Required work —
Write only the number of lines holding the string "screenshot".

— START OF Supplied data —

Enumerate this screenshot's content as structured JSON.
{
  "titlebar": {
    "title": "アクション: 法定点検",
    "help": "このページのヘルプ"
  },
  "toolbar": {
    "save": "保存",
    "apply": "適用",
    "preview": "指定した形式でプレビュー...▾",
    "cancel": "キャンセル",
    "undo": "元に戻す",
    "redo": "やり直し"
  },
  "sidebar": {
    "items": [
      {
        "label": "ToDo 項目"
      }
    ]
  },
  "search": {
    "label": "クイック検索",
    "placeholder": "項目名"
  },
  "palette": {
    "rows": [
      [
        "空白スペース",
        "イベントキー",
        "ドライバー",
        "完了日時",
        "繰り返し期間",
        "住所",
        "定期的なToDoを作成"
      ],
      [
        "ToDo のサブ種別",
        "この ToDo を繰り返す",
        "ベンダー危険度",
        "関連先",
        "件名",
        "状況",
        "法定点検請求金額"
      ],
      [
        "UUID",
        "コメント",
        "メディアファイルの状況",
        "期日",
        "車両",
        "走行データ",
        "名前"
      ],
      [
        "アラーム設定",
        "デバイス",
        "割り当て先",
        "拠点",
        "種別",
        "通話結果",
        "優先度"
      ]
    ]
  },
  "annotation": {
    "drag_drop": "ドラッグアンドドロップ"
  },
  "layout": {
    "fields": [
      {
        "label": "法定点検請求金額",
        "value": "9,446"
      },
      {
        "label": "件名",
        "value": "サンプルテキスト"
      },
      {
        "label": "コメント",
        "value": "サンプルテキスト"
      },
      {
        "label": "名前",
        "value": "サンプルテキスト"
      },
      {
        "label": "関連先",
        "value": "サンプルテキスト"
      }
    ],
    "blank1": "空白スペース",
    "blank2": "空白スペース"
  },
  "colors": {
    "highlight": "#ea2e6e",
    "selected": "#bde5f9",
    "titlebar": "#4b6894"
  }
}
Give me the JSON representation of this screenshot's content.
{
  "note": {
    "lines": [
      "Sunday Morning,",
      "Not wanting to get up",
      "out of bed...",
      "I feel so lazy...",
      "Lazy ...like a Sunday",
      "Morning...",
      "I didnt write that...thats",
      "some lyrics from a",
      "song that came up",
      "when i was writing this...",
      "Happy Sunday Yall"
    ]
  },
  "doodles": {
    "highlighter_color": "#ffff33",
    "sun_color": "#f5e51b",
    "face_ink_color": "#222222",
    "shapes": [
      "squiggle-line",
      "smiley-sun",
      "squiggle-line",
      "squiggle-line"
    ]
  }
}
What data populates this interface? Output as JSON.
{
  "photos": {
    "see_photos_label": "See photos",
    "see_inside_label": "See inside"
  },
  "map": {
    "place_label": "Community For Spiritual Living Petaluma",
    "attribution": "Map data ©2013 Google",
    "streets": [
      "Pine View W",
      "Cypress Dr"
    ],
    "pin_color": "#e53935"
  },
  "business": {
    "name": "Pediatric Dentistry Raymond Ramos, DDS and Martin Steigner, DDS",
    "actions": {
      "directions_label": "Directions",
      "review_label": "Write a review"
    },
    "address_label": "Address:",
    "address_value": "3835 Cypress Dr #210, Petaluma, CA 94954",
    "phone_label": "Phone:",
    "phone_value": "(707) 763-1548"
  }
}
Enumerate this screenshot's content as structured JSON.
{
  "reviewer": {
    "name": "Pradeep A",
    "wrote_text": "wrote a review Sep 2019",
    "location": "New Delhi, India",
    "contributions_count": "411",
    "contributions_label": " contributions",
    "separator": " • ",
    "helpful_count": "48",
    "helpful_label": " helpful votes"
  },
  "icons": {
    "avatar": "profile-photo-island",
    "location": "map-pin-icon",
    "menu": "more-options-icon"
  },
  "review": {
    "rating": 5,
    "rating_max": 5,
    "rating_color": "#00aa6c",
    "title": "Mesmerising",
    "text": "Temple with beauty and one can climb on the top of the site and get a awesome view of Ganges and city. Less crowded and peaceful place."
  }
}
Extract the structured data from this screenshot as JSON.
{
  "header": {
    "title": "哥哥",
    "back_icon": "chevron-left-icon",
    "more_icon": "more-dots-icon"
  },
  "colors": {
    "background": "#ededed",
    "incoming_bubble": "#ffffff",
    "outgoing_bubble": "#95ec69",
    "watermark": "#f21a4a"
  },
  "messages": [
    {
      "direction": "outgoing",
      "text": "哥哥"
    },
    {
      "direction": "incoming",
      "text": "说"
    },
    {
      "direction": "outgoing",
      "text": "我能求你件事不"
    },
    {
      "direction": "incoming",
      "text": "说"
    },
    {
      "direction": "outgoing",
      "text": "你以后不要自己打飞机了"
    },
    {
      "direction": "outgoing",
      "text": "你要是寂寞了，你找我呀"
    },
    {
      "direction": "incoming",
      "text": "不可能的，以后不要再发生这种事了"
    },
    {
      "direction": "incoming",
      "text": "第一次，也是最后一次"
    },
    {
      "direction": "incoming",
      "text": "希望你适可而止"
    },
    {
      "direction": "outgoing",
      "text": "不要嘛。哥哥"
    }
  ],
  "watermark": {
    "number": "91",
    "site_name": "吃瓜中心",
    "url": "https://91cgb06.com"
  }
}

— END OF Supplied data —

Answer in full —
4